## Begin

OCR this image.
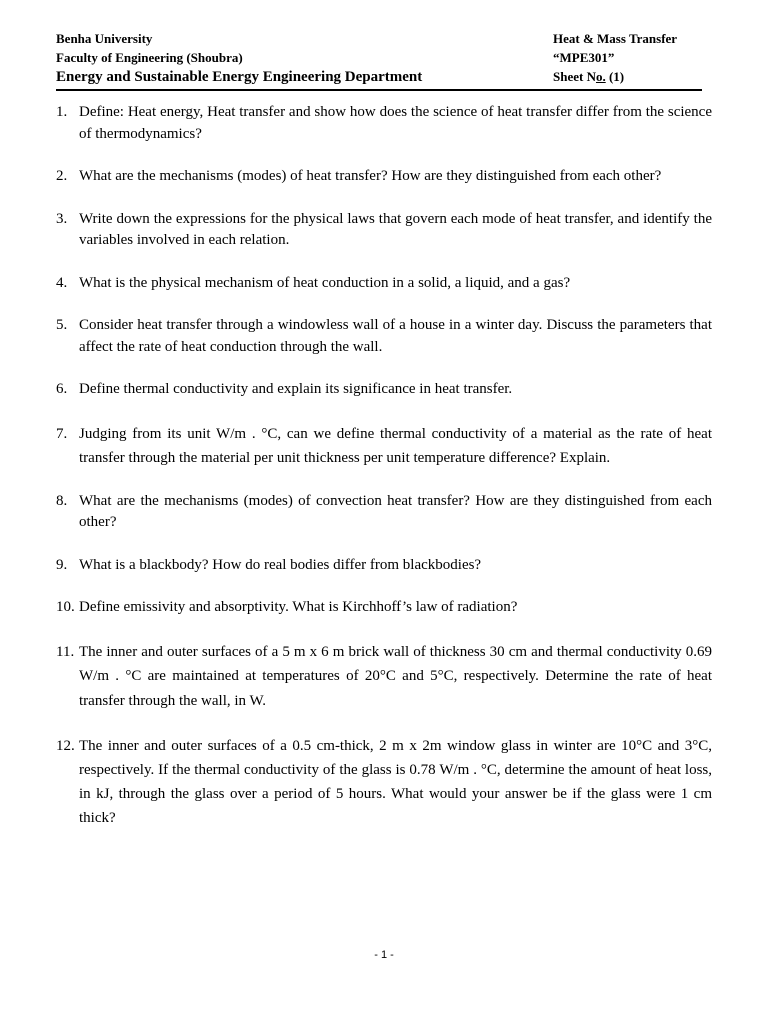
Benha University
Faculty of Engineering (Shoubra)
Energy and Sustainable Energy Engineering Department
Heat & Mass Transfer
“MPE301”
Sheet No. (1)
1. Define: Heat energy, Heat transfer and show how does the science of heat transfer differ from the science of thermodynamics?
2. What are the mechanisms (modes) of heat transfer? How are they distinguished from each other?
3. Write down the expressions for the physical laws that govern each mode of heat transfer, and identify the variables involved in each relation.
4. What is the physical mechanism of heat conduction in a solid, a liquid, and a gas?
5. Consider heat transfer through a windowless wall of a house in a winter day. Discuss the parameters that affect the rate of heat conduction through the wall.
6. Define thermal conductivity and explain its significance in heat transfer.
7. Judging from its unit W/m . °C, can we define thermal conductivity of a material as the rate of heat transfer through the material per unit thickness per unit temperature difference? Explain.
8. What are the mechanisms (modes) of convection heat transfer? How are they distinguished from each other?
9. What is a blackbody? How do real bodies differ from blackbodies?
10. Define emissivity and absorptivity. What is Kirchhoff’s law of radiation?
11. The inner and outer surfaces of a 5 m x 6 m brick wall of thickness 30 cm and thermal conductivity 0.69 W/m . °C are maintained at temperatures of 20°C and 5°C, respectively. Determine the rate of heat transfer through the wall, in W.
12. The inner and outer surfaces of a 0.5 cm-thick, 2 m x 2m window glass in winter are 10°C and 3°C, respectively. If the thermal conductivity of the glass is 0.78 W/m . °C, determine the amount of heat loss, in kJ, through the glass over a period of 5 hours. What would your answer be if the glass were 1 cm thick?
- 1 -
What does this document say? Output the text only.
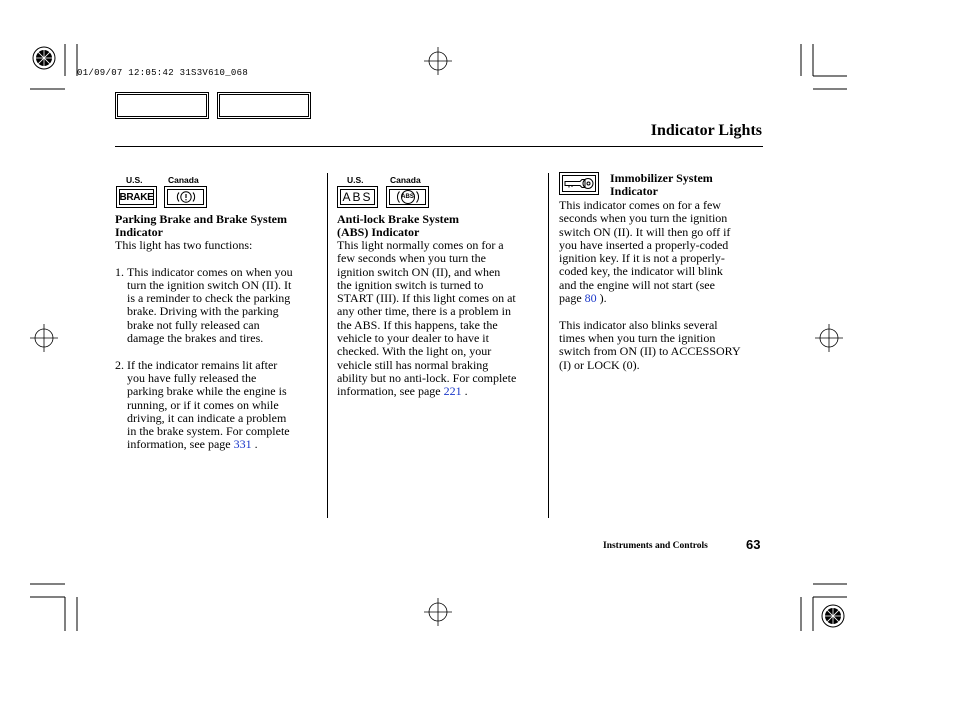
01/09/07 12:05:42 31S3V610_068
Indicator Lights
U.S.	Canada
BRAKE
Parking Brake and Brake System
Indicator
This light has two functions:
1. This indicator comes on when you
turn the ignition switch ON (II). It
is a reminder to check the parking
brake. Driving with the parking
brake not fully released can
damage the brakes and tires.
2. If the indicator remains lit after
you have fully released the
parking brake while the engine is
running, or if it comes on while
driving, it can indicate a problem
in the brake system. For complete
information, see page 331 .
U.S.	Canada
ABS	ABS
Anti-lock Brake System
(ABS) Indicator
This light normally comes on for a
few seconds when you turn the
ignition switch ON (II), and when
the ignition switch is turned to
START (III). If this light comes on at
any other time, there is a problem in
the ABS. If this happens, take the
vehicle to your dealer to have it
checked. With the light on, your
vehicle still has normal braking
ability but no anti-lock. For complete
information, see page 221 .
Immobilizer System
Indicator
This indicator comes on for a few
seconds when you turn the ignition
switch ON (II). It will then go off if
you have inserted a properly-coded
ignition key. If it is not a properly-
coded key, the indicator will blink
and the engine will not start (see
page 80 ).
This indicator also blinks several
times when you turn the ignition
switch from ON (II) to ACCESSORY
(I) or LOCK (0).
Instruments and Controls	63
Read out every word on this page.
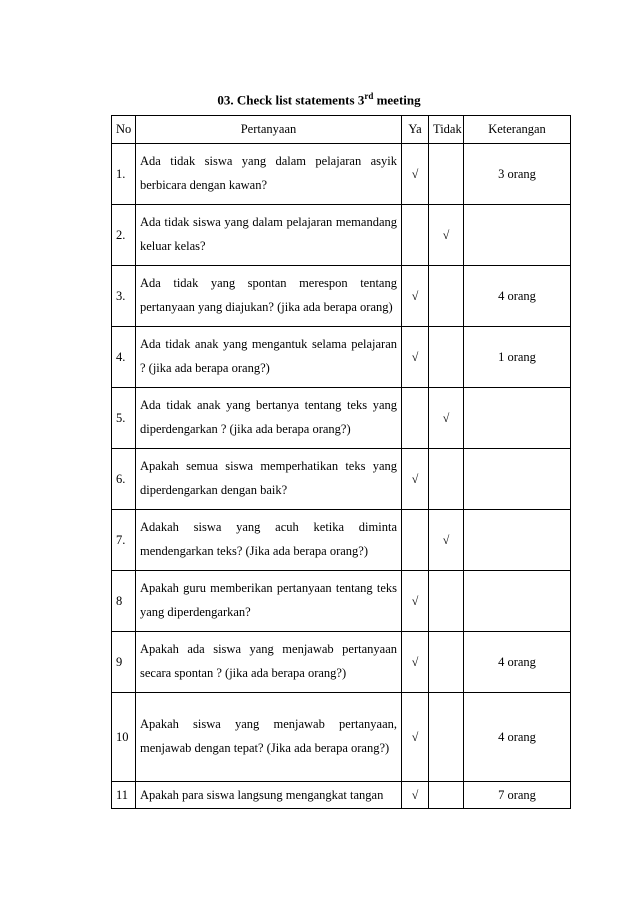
03. Check list statements 3rd meeting
No	Pertanyaan	Ya	Tidak	Keterangan
1.	Ada tidak siswa yang dalam pelajaran asyik berbicara dengan kawan?	√		3 orang
2.	Ada tidak siswa yang dalam pelajaran memandang keluar kelas?		√	
3.	Ada tidak yang spontan merespon tentang pertanyaan yang diajukan? (jika ada berapa orang)	√		4 orang
4.	Ada tidak anak yang mengantuk selama pelajaran ? (jika ada berapa orang?)	√		1 orang
5.	Ada tidak anak yang bertanya tentang teks yang diperdengarkan ? (jika ada berapa orang?)		√	
6.	Apakah semua siswa memperhatikan teks yang diperdengarkan dengan baik?	√		
7.	Adakah siswa yang acuh ketika diminta mendengarkan teks? (Jika ada berapa orang?)		√	
8	Apakah guru memberikan pertanyaan tentang teks yang diperdengarkan?	√		
9	Apakah ada siswa yang menjawab pertanyaan secara spontan ? (jika ada berapa orang?)	√		4 orang
10	Apakah siswa yang menjawab pertanyaan, menjawab dengan tepat? (Jika ada berapa orang?)	√		4 orang
11	Apakah para siswa langsung mengangkat tangan	√		7 orang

## End

> **Problem details**
Set the data above down again exactly as given, with no pictures.

> **Reply to the exercise**
OCR this image.
Benha University
Faculty of Engineering (Shoubra)
Energy and Sustainable Energy Engineering Department
Heat & Mass Transfer
“MPE301”
Sheet No. (1)
1. Define: Heat energy, Heat transfer and show how does the science of heat transfer differ from the science of thermodynamics?
2. What are the mechanisms (modes) of heat transfer? How are they distinguished from each other?
3. Write down the expressions for the physical laws that govern each mode of heat transfer, and identify the variables involved in each relation.
4. What is the physical mechanism of heat conduction in a solid, a liquid, and a gas?
5. Consider heat transfer through a windowless wall of a house in a winter day. Discuss the parameters that affect the rate of heat conduction through the wall.
6. Define thermal conductivity and explain its significance in heat transfer.
7. Judging from its unit W/m . °C, can we define thermal conductivity of a material as the rate of heat transfer through the material per unit thickness per unit temperature difference? Explain.
8. What are the mechanisms (modes) of convection heat transfer? How are they distinguished from each other?
9. What is a blackbody? How do real bodies differ from blackbodies?
10. Define emissivity and absorptivity. What is Kirchhoff’s law of radiation?
11. The inner and outer surfaces of a 5 m x 6 m brick wall of thickness 30 cm and thermal conductivity 0.69 W/m . °C are maintained at temperatures of 20°C and 5°C, respectively. Determine the rate of heat transfer through the wall, in W.
12. The inner and outer surfaces of a 0.5 cm-thick, 2 m x 2m window glass in winter are 10°C and 3°C, respectively. If the thermal conductivity of the glass is 0.78 W/m . °C, determine the amount of heat loss, in kJ, through the glass over a period of 5 hours. What would your answer be if the glass were 1 cm thick?
- 1 -
What does this document say? Output the text only.
01/09/07 12:05:42 31S3V610_068
Indicator Lights
U.S.	Canada
BRAKE
Parking Brake and Brake System
Indicator
This light has two functions:
1. This indicator comes on when you
turn the ignition switch ON (II). It
is a reminder to check the parking
brake. Driving with the parking
brake not fully released can
damage the brakes and tires.
2. If the indicator remains lit after
you have fully released the
parking brake while the engine is
running, or if it comes on while
driving, it can indicate a problem
in the brake system. For complete
information, see page 331 .
U.S.	Canada
ABS	ABS
Anti-lock Brake System
(ABS) Indicator
This light normally comes on for a
few seconds when you turn the
ignition switch ON (II), and when
the ignition switch is turned to
START (III). If this light comes on at
any other time, there is a problem in
the ABS. If this happens, take the
vehicle to your dealer to have it
checked. With the light on, your
vehicle still has normal braking
ability but no anti-lock. For complete
information, see page 221 .
Immobilizer System
Indicator
This indicator comes on for a few
seconds when you turn the ignition
switch ON (II). It will then go off if
you have inserted a properly-coded
ignition key. If it is not a properly-
coded key, the indicator will blink
and the engine will not start (see
page 80 ).
This indicator also blinks several
times when you turn the ignition
switch from ON (II) to ACCESSORY
(I) or LOCK (0).
Instruments and Controls	63
Read out every word on this page.
03. Check list statements 3rd meeting
No	Pertanyaan	Ya	Tidak	Keterangan
1.	Ada tidak siswa yang dalam pelajaran asyik berbicara dengan kawan?	√		3 orang
2.	Ada tidak siswa yang dalam pelajaran memandang keluar kelas?		√	
3.	Ada tidak yang spontan merespon tentang pertanyaan yang diajukan? (jika ada berapa orang)	√		4 orang
4.	Ada tidak anak yang mengantuk selama pelajaran ? (jika ada berapa orang?)	√		1 orang
5.	Ada tidak anak yang bertanya tentang teks yang diperdengarkan ? (jika ada berapa orang?)		√	
6.	Apakah semua siswa memperhatikan teks yang diperdengarkan dengan baik?	√		
7.	Adakah siswa yang acuh ketika diminta mendengarkan teks? (Jika ada berapa orang?)		√	
8	Apakah guru memberikan pertanyaan tentang teks yang diperdengarkan?	√		
9	Apakah ada siswa yang menjawab pertanyaan secara spontan ? (jika ada berapa orang?)	√		4 orang
10	Apakah siswa yang menjawab pertanyaan, menjawab dengan tepat? (Jika ada berapa orang?)	√		4 orang
11	Apakah para siswa langsung mengangkat tangan	√		7 orang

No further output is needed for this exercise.